SUPPLIED INFORMATION:
★ ★ ★ ★

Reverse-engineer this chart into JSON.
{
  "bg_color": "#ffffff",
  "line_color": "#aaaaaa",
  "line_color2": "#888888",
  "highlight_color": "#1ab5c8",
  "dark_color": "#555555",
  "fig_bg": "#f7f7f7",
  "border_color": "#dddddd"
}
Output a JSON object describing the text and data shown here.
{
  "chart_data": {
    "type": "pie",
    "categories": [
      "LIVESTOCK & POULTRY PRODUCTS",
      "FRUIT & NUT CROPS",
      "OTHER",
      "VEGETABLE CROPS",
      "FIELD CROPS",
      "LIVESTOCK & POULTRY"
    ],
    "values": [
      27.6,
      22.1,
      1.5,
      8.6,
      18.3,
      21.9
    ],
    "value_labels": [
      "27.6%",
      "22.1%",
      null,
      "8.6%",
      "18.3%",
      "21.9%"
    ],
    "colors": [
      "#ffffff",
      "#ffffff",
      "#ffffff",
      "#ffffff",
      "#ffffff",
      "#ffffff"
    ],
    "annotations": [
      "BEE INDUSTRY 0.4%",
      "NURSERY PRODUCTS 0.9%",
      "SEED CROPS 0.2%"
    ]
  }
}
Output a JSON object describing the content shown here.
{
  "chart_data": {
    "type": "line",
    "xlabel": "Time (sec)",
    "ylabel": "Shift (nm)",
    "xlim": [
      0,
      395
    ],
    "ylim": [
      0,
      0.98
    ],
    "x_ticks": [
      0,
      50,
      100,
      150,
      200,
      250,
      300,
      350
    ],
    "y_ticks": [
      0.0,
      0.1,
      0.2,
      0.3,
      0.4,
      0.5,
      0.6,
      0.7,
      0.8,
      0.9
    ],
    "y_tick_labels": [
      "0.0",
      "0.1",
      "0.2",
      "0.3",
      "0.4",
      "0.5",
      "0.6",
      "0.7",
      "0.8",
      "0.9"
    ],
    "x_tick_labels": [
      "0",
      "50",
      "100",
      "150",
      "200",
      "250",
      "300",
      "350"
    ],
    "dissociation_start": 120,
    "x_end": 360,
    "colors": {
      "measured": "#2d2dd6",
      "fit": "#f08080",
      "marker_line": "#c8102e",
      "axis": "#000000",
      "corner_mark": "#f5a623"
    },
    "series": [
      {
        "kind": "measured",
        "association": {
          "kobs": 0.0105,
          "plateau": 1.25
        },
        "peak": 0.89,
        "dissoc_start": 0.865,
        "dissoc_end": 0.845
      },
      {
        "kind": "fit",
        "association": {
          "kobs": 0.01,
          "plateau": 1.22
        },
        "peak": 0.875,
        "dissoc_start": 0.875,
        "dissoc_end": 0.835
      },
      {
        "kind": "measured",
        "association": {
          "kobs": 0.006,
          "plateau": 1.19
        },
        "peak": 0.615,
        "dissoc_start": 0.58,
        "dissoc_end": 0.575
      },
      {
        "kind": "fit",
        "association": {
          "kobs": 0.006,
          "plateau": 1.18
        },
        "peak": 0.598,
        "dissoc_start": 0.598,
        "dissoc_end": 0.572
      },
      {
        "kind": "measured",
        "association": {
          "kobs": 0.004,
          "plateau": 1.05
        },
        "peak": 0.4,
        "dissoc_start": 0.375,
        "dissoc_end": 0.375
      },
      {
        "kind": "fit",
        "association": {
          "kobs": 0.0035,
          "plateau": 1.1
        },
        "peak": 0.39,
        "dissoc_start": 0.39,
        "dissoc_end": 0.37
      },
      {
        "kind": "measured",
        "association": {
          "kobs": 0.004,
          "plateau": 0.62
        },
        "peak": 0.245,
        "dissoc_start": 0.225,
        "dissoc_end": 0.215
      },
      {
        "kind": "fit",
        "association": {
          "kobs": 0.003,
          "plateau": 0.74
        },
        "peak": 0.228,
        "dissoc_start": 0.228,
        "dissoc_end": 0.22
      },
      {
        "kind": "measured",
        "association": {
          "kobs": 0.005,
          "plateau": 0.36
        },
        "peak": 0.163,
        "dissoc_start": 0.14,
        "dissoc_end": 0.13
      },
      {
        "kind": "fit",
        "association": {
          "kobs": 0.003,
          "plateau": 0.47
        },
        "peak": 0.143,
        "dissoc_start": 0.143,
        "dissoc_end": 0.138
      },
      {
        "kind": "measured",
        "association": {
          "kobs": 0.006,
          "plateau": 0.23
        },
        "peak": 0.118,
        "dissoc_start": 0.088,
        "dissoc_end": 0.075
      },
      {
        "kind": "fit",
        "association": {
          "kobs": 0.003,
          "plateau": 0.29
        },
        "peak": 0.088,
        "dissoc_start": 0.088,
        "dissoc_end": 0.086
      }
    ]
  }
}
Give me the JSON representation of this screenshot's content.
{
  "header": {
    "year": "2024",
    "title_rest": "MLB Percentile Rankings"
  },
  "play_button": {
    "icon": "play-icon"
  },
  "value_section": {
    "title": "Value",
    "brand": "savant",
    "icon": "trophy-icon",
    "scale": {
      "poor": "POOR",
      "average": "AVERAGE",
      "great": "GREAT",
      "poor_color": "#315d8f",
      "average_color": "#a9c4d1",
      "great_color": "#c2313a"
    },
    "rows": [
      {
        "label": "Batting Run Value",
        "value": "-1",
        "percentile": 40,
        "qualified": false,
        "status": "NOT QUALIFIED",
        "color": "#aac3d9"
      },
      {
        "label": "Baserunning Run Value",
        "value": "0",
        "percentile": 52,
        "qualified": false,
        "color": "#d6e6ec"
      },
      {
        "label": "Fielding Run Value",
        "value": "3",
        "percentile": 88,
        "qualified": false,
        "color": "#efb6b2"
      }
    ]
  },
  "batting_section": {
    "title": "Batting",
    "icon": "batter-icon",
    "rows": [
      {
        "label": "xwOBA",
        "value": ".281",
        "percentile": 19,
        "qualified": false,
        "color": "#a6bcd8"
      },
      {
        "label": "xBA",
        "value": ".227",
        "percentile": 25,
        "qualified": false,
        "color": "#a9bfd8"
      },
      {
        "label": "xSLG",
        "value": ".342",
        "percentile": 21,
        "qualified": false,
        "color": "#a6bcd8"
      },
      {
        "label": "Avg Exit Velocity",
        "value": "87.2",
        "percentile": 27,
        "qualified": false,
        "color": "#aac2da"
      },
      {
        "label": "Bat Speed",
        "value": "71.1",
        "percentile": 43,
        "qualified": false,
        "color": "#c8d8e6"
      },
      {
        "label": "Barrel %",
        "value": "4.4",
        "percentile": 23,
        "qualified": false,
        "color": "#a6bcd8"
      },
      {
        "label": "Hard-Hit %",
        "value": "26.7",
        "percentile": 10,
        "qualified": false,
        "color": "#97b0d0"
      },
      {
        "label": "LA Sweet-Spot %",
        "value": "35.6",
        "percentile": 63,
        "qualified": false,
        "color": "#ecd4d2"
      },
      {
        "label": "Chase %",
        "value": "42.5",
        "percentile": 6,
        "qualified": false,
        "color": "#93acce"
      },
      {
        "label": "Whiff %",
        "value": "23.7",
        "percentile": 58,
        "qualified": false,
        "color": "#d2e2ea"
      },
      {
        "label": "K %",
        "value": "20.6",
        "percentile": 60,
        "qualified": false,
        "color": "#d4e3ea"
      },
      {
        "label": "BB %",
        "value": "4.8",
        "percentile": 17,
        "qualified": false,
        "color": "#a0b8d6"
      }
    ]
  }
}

★ ★ ★ ★

TASK INSTRUCTIONS: Give all the entries again exactly; leave none out.

TASK OUTPUT:
Reverse-engineer this chart into JSON.
{
  "bg_color": "#ffffff",
  "line_color": "#aaaaaa",
  "line_color2": "#888888",
  "highlight_color": "#1ab5c8",
  "dark_color": "#555555",
  "fig_bg": "#f7f7f7",
  "border_color": "#dddddd"
}
Output a JSON object describing the text and data shown here.
{
  "chart_data": {
    "type": "pie",
    "categories": [
      "LIVESTOCK & POULTRY PRODUCTS",
      "FRUIT & NUT CROPS",
      "OTHER",
      "VEGETABLE CROPS",
      "FIELD CROPS",
      "LIVESTOCK & POULTRY"
    ],
    "values": [
      27.6,
      22.1,
      1.5,
      8.6,
      18.3,
      21.9
    ],
    "value_labels": [
      "27.6%",
      "22.1%",
      null,
      "8.6%",
      "18.3%",
      "21.9%"
    ],
    "colors": [
      "#ffffff",
      "#ffffff",
      "#ffffff",
      "#ffffff",
      "#ffffff",
      "#ffffff"
    ],
    "annotations": [
      "BEE INDUSTRY 0.4%",
      "NURSERY PRODUCTS 0.9%",
      "SEED CROPS 0.2%"
    ]
  }
}
Output a JSON object describing the content shown here.
{
  "chart_data": {
    "type": "line",
    "xlabel": "Time (sec)",
    "ylabel": "Shift (nm)",
    "xlim": [
      0,
      395
    ],
    "ylim": [
      0,
      0.98
    ],
    "x_ticks": [
      0,
      50,
      100,
      150,
      200,
      250,
      300,
      350
    ],
    "y_ticks": [
      0.0,
      0.1,
      0.2,
      0.3,
      0.4,
      0.5,
      0.6,
      0.7,
      0.8,
      0.9
    ],
    "y_tick_labels": [
      "0.0",
      "0.1",
      "0.2",
      "0.3",
      "0.4",
      "0.5",
      "0.6",
      "0.7",
      "0.8",
      "0.9"
    ],
    "x_tick_labels": [
      "0",
      "50",
      "100",
      "150",
      "200",
      "250",
      "300",
      "350"
    ],
    "dissociation_start": 120,
    "x_end": 360,
    "colors": {
      "measured": "#2d2dd6",
      "fit": "#f08080",
      "marker_line": "#c8102e",
      "axis": "#000000",
      "corner_mark": "#f5a623"
    },
    "series": [
      {
        "kind": "measured",
        "association": {
          "kobs": 0.0105,
          "plateau": 1.25
        },
        "peak": 0.89,
        "dissoc_start": 0.865,
        "dissoc_end": 0.845
      },
      {
        "kind": "fit",
        "association": {
          "kobs": 0.01,
          "plateau": 1.22
        },
        "peak": 0.875,
        "dissoc_start": 0.875,
        "dissoc_end": 0.835
      },
      {
        "kind": "measured",
        "association": {
          "kobs": 0.006,
          "plateau": 1.19
        },
        "peak": 0.615,
        "dissoc_start": 0.58,
        "dissoc_end": 0.575
      },
      {
        "kind": "fit",
        "association": {
          "kobs": 0.006,
          "plateau": 1.18
        },
        "peak": 0.598,
        "dissoc_start": 0.598,
        "dissoc_end": 0.572
      },
      {
        "kind": "measured",
        "association": {
          "kobs": 0.004,
          "plateau": 1.05
        },
        "peak": 0.4,
        "dissoc_start": 0.375,
        "dissoc_end": 0.375
      },
      {
        "kind": "fit",
        "association": {
          "kobs": 0.0035,
          "plateau": 1.1
        },
        "peak": 0.39,
        "dissoc_start": 0.39,
        "dissoc_end": 0.37
      },
      {
        "kind": "measured",
        "association": {
          "kobs": 0.004,
          "plateau": 0.62
        },
        "peak": 0.245,
        "dissoc_start": 0.225,
        "dissoc_end": 0.215
      },
      {
        "kind": "fit",
        "association": {
          "kobs": 0.003,
          "plateau": 0.74
        },
        "peak": 0.228,
        "dissoc_start": 0.228,
        "dissoc_end": 0.22
      },
      {
        "kind": "measured",
        "association": {
          "kobs": 0.005,
          "plateau": 0.36
        },
        "peak": 0.163,
        "dissoc_start": 0.14,
        "dissoc_end": 0.13
      },
      {
        "kind": "fit",
        "association": {
          "kobs": 0.003,
          "plateau": 0.47
        },
        "peak": 0.143,
        "dissoc_start": 0.143,
        "dissoc_end": 0.138
      },
      {
        "kind": "measured",
        "association": {
          "kobs": 0.006,
          "plateau": 0.23
        },
        "peak": 0.118,
        "dissoc_start": 0.088,
        "dissoc_end": 0.075
      },
      {
        "kind": "fit",
        "association": {
          "kobs": 0.003,
          "plateau": 0.29
        },
        "peak": 0.088,
        "dissoc_start": 0.088,
        "dissoc_end": 0.086
      }
    ]
  }
}
Give me the JSON representation of this screenshot's content.
{
  "header": {
    "year": "2024",
    "title_rest": "MLB Percentile Rankings"
  },
  "play_button": {
    "icon": "play-icon"
  },
  "value_section": {
    "title": "Value",
    "brand": "savant",
    "icon": "trophy-icon",
    "scale": {
      "poor": "POOR",
      "average": "AVERAGE",
      "great": "GREAT",
      "poor_color": "#315d8f",
      "average_color": "#a9c4d1",
      "great_color": "#c2313a"
    },
    "rows": [
      {
        "label": "Batting Run Value",
        "value": "-1",
        "percentile": 40,
        "qualified": false,
        "status": "NOT QUALIFIED",
        "color": "#aac3d9"
      },
      {
        "label": "Baserunning Run Value",
        "value": "0",
        "percentile": 52,
        "qualified": false,
        "color": "#d6e6ec"
      },
      {
        "label": "Fielding Run Value",
        "value": "3",
        "percentile": 88,
        "qualified": false,
        "color": "#efb6b2"
      }
    ]
  },
  "batting_section": {
    "title": "Batting",
    "icon": "batter-icon",
    "rows": [
      {
        "label": "xwOBA",
        "value": ".281",
        "percentile": 19,
        "qualified": false,
        "color": "#a6bcd8"
      },
      {
        "label": "xBA",
        "value": ".227",
        "percentile": 25,
        "qualified": false,
        "color": "#a9bfd8"
      },
      {
        "label": "xSLG",
        "value": ".342",
        "percentile": 21,
        "qualified": false,
        "color": "#a6bcd8"
      },
      {
        "label": "Avg Exit Velocity",
        "value": "87.2",
        "percentile": 27,
        "qualified": false,
        "color": "#aac2da"
      },
      {
        "label": "Bat Speed",
        "value": "71.1",
        "percentile": 43,
        "qualified": false,
        "color": "#c8d8e6"
      },
      {
        "label": "Barrel %",
        "value": "4.4",
        "percentile": 23,
        "qualified": false,
        "color": "#a6bcd8"
      },
      {
        "label": "Hard-Hit %",
        "value": "26.7",
        "percentile": 10,
        "qualified": false,
        "color": "#97b0d0"
      },
      {
        "label": "LA Sweet-Spot %",
        "value": "35.6",
        "percentile": 63,
        "qualified": false,
        "color": "#ecd4d2"
      },
      {
        "label": "Chase %",
        "value": "42.5",
        "percentile": 6,
        "qualified": false,
        "color": "#93acce"
      },
      {
        "label": "Whiff %",
        "value": "23.7",
        "percentile": 58,
        "qualified": false,
        "color": "#d2e2ea"
      },
      {
        "label": "K %",
        "value": "20.6",
        "percentile": 60,
        "qualified": false,
        "color": "#d4e3ea"
      },
      {
        "label": "BB %",
        "value": "4.8",
        "percentile": 17,
        "qualified": false,
        "color": "#a0b8d6"
      }
    ]
  }
}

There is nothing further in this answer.